▶ Set problem
Please go through the rows below and copy out each one that contains the string "point".

:::::

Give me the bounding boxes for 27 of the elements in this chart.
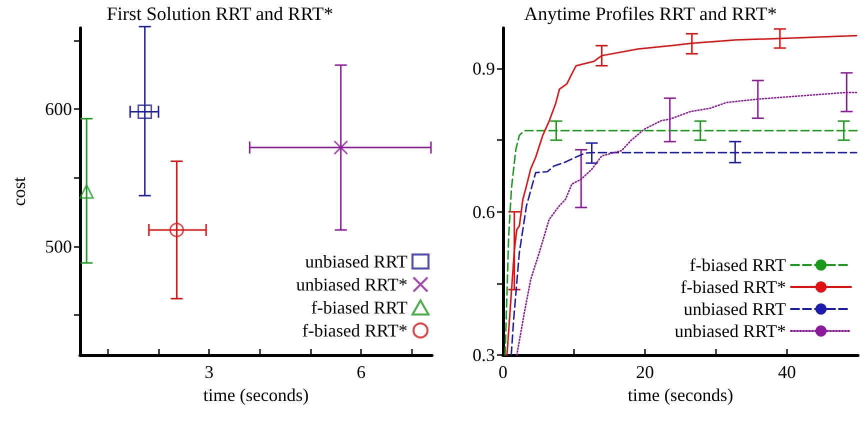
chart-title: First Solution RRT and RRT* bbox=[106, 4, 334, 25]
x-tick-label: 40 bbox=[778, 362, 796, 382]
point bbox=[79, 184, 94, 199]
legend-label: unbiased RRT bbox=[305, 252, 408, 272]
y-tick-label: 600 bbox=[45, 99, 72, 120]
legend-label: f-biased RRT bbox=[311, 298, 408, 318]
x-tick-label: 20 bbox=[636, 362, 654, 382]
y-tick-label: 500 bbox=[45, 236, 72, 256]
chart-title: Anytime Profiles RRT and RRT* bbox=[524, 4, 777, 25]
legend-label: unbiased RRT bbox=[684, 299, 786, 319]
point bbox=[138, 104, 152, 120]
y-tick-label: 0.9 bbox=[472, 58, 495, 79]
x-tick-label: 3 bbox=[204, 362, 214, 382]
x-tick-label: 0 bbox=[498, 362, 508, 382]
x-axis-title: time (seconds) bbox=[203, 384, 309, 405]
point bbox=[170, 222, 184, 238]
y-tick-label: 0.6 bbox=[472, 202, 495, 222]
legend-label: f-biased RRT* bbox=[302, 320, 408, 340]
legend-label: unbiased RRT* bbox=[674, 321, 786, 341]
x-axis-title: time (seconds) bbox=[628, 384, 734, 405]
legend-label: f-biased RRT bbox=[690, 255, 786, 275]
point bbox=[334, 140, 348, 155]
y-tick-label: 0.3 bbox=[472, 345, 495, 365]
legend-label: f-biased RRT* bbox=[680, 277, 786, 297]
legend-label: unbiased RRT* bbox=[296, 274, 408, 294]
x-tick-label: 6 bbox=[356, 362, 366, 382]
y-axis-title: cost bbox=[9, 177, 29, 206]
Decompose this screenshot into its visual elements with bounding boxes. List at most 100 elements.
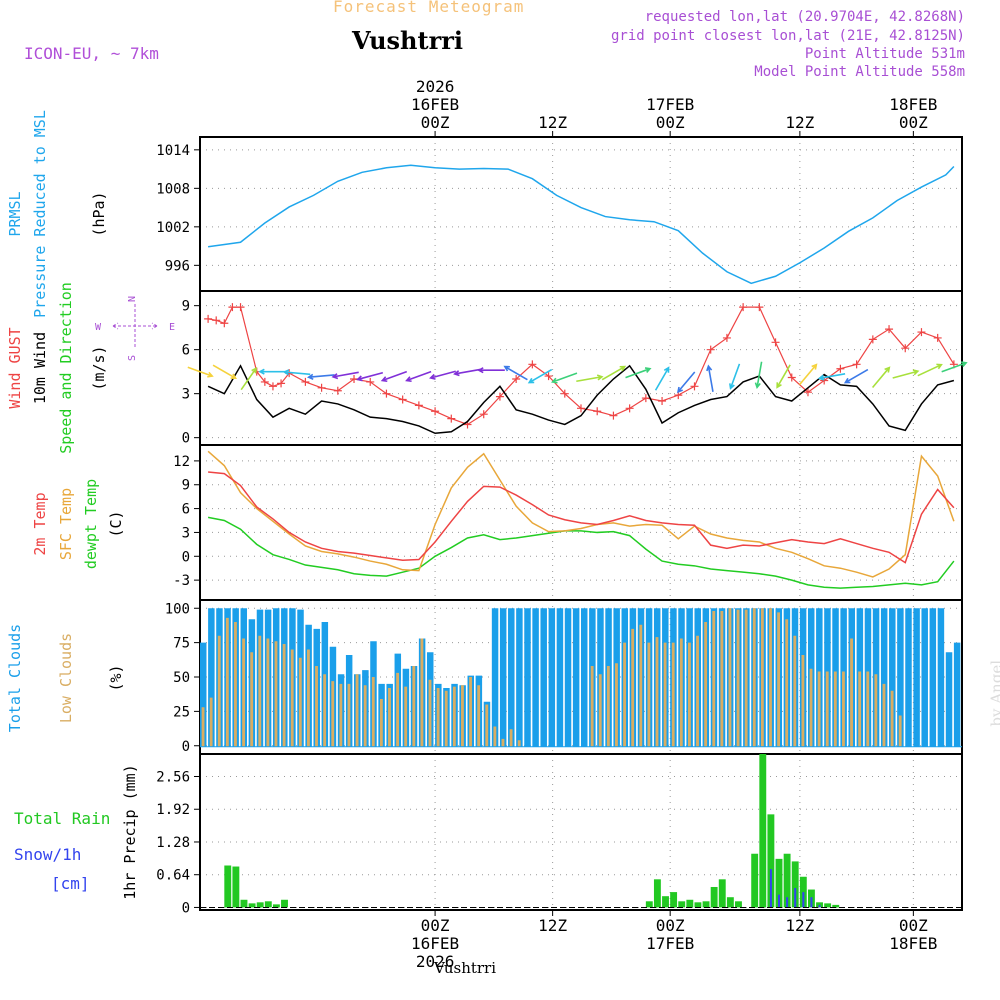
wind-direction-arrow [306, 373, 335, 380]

:::::

▶ Result of this exercise
point bbox=[79, 184, 94, 199]
point bbox=[138, 104, 152, 120]
point bbox=[170, 222, 184, 238]
point bbox=[334, 140, 348, 155]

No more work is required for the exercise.